[Stored records]

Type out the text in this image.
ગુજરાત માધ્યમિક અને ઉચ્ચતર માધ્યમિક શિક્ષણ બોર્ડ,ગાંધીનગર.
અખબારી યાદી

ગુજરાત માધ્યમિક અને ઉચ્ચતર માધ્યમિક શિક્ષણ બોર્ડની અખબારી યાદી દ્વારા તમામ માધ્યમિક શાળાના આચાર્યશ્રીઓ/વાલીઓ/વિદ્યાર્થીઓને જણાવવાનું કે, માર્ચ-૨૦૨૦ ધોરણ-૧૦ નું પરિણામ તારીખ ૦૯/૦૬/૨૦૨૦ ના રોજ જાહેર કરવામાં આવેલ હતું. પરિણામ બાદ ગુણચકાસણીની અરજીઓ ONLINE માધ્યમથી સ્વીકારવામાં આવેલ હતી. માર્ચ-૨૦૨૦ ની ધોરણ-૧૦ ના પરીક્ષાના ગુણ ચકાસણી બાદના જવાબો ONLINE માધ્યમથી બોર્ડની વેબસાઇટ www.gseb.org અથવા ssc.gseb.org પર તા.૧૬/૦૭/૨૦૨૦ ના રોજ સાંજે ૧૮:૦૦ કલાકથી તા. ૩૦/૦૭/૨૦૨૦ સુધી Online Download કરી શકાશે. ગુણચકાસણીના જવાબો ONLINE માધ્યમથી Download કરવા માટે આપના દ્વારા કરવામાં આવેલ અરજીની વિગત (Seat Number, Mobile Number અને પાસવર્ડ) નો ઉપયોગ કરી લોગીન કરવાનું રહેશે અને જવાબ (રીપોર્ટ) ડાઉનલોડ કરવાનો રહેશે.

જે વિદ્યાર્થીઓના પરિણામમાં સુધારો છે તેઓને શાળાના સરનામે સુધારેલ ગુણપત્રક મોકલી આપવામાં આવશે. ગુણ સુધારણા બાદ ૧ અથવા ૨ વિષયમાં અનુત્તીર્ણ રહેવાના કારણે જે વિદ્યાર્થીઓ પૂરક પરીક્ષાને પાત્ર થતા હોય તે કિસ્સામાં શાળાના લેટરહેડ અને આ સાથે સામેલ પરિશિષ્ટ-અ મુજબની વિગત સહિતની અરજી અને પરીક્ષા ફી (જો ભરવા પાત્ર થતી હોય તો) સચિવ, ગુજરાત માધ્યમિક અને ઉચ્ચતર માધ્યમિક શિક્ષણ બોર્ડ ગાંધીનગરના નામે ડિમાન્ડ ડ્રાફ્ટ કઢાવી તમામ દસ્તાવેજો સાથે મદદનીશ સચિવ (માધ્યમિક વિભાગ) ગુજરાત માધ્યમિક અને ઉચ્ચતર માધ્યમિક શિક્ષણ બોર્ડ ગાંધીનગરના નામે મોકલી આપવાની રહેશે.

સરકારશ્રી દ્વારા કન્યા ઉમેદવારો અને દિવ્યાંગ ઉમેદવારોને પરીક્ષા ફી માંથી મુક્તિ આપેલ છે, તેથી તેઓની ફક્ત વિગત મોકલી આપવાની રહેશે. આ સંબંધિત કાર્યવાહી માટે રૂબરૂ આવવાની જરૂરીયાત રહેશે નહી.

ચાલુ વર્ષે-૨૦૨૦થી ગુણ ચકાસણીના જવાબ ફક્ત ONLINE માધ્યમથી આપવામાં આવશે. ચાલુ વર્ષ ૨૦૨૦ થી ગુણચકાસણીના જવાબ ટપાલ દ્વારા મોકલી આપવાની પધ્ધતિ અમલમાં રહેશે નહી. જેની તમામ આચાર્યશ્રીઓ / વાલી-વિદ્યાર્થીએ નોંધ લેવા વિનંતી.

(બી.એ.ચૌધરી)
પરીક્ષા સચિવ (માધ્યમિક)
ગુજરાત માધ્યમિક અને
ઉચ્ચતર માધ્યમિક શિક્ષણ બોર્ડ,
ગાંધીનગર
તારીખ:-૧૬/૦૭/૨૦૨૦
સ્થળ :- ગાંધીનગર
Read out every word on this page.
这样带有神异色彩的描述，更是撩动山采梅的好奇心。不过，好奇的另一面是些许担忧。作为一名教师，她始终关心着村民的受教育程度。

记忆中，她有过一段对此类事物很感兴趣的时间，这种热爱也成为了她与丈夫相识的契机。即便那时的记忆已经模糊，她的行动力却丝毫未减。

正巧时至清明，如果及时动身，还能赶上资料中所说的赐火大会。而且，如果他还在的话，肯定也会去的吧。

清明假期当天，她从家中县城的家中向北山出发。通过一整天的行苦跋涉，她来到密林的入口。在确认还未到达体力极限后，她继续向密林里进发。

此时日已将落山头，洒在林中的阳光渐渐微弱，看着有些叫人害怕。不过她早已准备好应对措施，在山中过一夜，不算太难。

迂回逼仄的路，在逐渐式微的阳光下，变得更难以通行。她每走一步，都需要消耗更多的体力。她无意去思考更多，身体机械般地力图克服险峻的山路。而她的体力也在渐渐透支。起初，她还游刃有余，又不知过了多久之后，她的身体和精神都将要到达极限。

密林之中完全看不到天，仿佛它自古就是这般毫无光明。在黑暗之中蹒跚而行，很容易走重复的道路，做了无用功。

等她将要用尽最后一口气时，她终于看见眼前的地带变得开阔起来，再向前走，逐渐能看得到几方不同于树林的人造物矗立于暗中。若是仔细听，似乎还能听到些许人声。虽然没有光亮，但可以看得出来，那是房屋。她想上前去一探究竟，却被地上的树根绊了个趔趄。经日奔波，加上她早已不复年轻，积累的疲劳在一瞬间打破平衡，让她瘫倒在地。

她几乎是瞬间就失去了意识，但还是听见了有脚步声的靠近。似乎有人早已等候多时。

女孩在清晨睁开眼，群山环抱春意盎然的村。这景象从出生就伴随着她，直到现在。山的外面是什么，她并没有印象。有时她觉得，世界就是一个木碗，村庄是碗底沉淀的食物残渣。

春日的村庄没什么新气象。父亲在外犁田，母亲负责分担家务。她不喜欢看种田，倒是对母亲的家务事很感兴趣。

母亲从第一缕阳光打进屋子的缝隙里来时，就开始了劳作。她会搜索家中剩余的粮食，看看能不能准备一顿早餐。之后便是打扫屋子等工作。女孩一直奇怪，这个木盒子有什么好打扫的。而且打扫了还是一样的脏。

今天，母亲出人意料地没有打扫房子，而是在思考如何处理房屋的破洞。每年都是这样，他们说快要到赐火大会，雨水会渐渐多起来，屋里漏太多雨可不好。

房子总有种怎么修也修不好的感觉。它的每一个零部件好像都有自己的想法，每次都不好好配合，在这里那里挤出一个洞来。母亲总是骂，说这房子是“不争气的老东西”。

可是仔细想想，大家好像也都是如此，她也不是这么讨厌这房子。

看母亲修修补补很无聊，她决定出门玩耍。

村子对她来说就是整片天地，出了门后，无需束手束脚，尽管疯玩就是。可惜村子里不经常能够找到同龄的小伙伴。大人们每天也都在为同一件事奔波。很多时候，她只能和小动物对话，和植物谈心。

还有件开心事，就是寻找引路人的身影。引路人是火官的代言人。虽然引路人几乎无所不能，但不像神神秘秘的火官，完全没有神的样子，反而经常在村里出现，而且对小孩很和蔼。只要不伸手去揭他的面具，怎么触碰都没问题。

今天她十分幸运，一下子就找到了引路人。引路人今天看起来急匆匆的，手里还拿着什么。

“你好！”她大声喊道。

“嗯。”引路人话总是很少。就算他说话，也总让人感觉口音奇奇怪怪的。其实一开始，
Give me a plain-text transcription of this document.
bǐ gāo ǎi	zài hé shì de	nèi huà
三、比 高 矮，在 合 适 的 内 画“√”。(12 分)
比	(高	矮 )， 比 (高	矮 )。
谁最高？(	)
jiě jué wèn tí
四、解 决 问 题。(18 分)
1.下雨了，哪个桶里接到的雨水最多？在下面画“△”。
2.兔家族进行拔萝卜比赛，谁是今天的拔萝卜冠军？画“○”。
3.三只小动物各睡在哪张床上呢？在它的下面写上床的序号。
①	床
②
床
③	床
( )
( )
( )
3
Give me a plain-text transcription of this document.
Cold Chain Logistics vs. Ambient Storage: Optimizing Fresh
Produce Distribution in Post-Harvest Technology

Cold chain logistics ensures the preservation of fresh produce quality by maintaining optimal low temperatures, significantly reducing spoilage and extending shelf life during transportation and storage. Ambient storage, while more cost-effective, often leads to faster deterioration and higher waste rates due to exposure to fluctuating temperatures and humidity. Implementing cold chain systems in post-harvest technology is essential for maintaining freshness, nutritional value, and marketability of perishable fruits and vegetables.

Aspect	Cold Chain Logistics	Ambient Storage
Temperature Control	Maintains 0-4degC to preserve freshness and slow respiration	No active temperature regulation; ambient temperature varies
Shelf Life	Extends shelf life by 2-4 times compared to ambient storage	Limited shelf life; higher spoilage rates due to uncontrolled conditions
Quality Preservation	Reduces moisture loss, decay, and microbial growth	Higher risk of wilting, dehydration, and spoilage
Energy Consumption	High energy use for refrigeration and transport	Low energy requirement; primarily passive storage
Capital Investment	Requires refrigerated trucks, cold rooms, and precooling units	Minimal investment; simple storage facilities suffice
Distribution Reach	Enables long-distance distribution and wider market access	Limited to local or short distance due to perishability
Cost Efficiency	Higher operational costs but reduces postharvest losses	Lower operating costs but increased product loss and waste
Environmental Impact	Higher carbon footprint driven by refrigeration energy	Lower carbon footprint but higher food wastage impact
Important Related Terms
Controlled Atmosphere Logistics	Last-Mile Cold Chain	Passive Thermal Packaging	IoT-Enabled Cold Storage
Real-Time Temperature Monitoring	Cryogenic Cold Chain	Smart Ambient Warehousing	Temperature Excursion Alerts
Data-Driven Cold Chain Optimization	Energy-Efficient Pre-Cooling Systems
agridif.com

#### [Task statement]
Find every line in the records above that holds the word "life", and copy each one.

#### [Written answer]
Cold chain logistics ensures the preservation of fresh produce quality by maintaining optimal low temperatures, significantly reducing spoilage and extending shelf life during transportation and storage. Ambient storage, while more cost-effective, often leads to faster deterioration and higher waste rates due to exposure to fluctuating temperatures and humidity. Implementing cold chain systems in post-harvest technology is essential for maintaining freshness, nutritional value, and marketability of perishable fruits and vegetables.
Shelf Life	Extends shelf life by 2-4 times compared to ambient storage	Limited shelf life; higher spoilage rates due to uncontrolled conditions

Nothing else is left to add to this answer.